**What the task asks:**
Copy each line below as written, but skip the pictures.

···

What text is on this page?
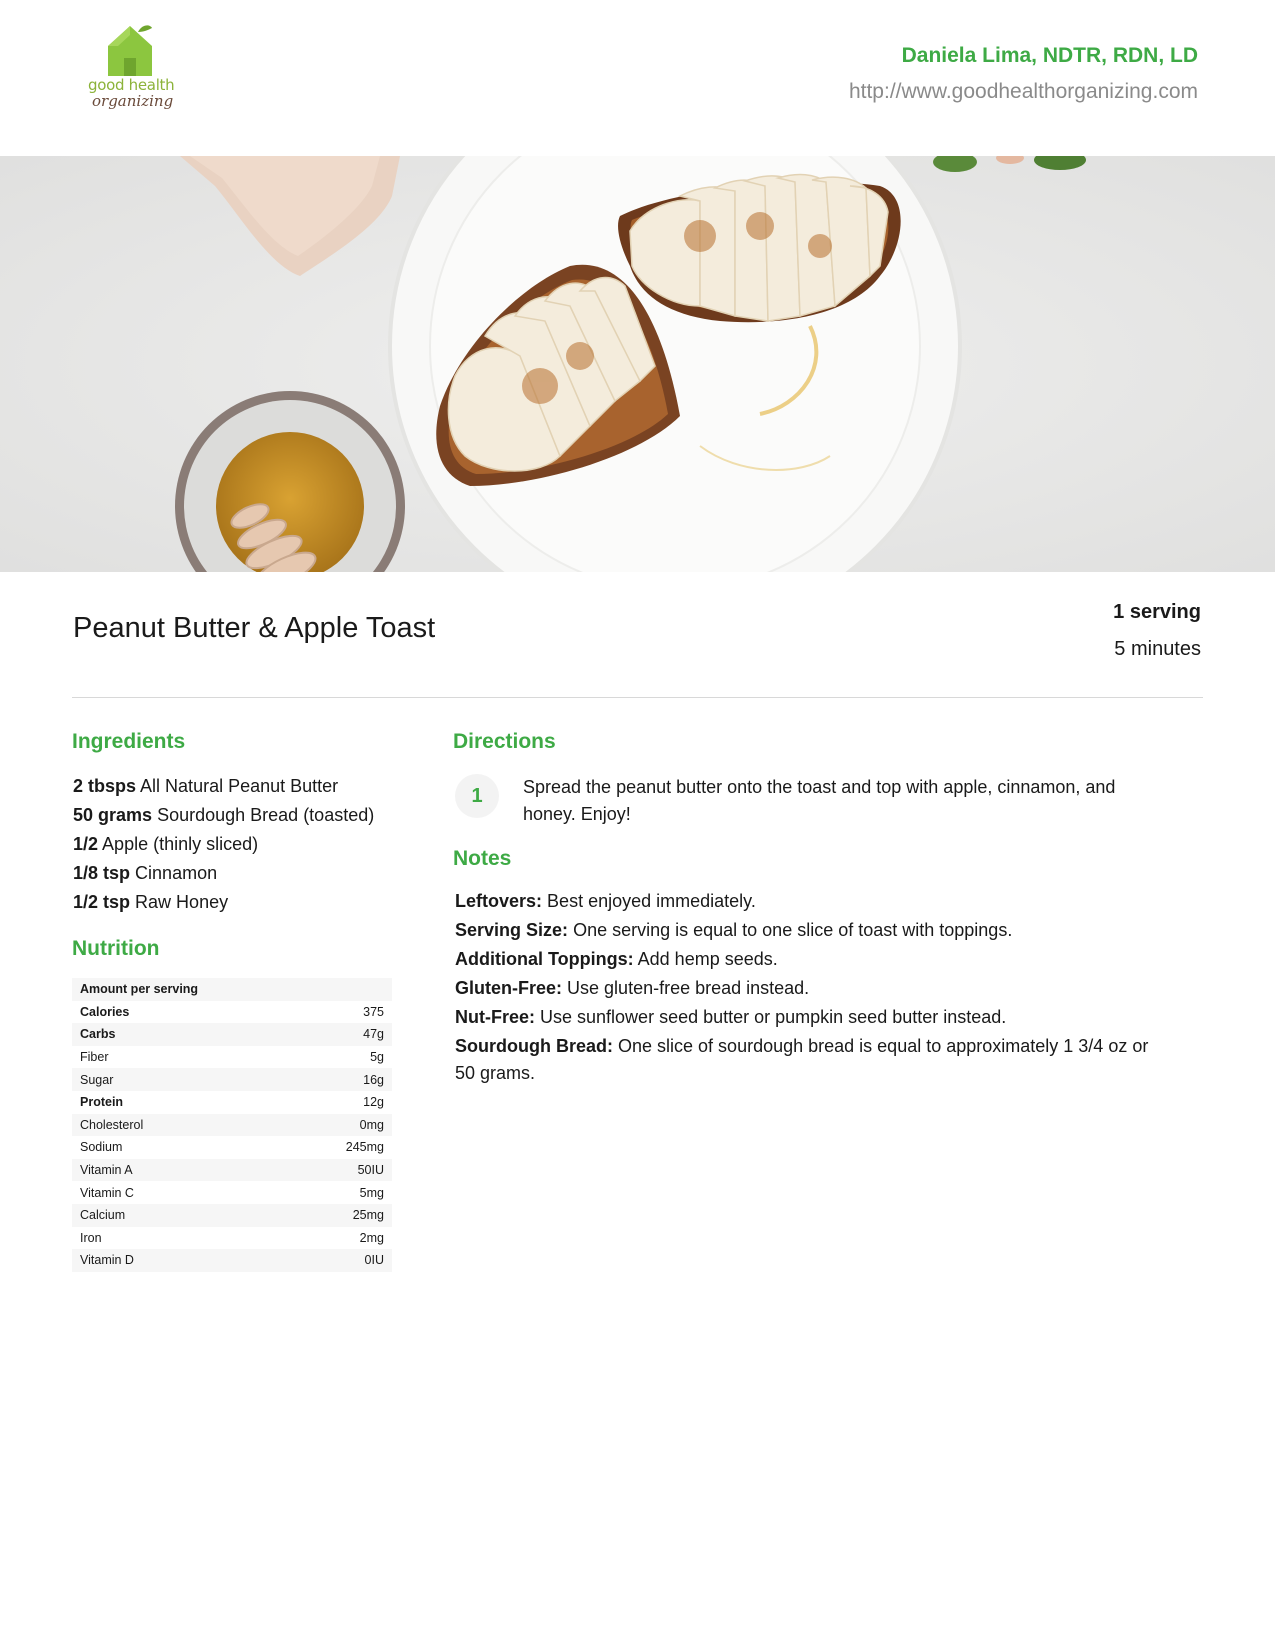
good health
organizing
Daniela Lima, NDTR, RDN, LD
http://www.goodhealthorganizing.com
Peanut Butter & Apple Toast	1 serving
5 minutes
Ingredients
2 tbsps All Natural Peanut Butter
50 grams Sourdough Bread (toasted)
1/2 Apple (thinly sliced)
1/8 tsp Cinnamon
1/2 tsp Raw Honey
Nutrition
Amount per serving
Calories	375
Carbs	47g
Fiber	5g
Sugar	16g
Protein	12g
Cholesterol	0mg
Sodium	245mg
Vitamin A	50IU
Vitamin C	5mg
Calcium	25mg
Iron	2mg
Vitamin D	0IU
Directions
1	Spread the peanut butter onto the toast and top with apple, cinnamon, and honey. Enjoy!
Notes
Leftovers: Best enjoyed immediately.
Serving Size: One serving is equal to one slice of toast with toppings.
Additional Toppings: Add hemp seeds.
Gluten-Free: Use gluten-free bread instead.
Nut-Free: Use sunflower seed butter or pumpkin seed butter instead.
Sourdough Bread: One slice of sourdough bread is equal to approximately 1 3/4 oz or 50 grams.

···

**Response area:**
What text is on this page?
good health
organizing
Daniela Lima, NDTR, RDN, LD
http://www.goodhealthorganizing.com
Peanut Butter & Apple Toast	1 serving
5 minutes
Ingredients
2 tbsps All Natural Peanut Butter
50 grams Sourdough Bread (toasted)
1/2 Apple (thinly sliced)
1/8 tsp Cinnamon
1/2 tsp Raw Honey
Nutrition
Amount per serving
Calories	375
Carbs	47g
Fiber	5g
Sugar	16g
Protein	12g
Cholesterol	0mg
Sodium	245mg
Vitamin A	50IU
Vitamin C	5mg
Calcium	25mg
Iron	2mg
Vitamin D	0IU
Directions
1	Spread the peanut butter onto the toast and top with apple, cinnamon, and honey. Enjoy!
Notes
Leftovers: Best enjoyed immediately.
Serving Size: One serving is equal to one slice of toast with toppings.
Additional Toppings: Add hemp seeds.
Gluten-Free: Use gluten-free bread instead.
Nut-Free: Use sunflower seed butter or pumpkin seed butter instead.
Sourdough Bread: One slice of sourdough bread is equal to approximately 1 3/4 oz or 50 grams.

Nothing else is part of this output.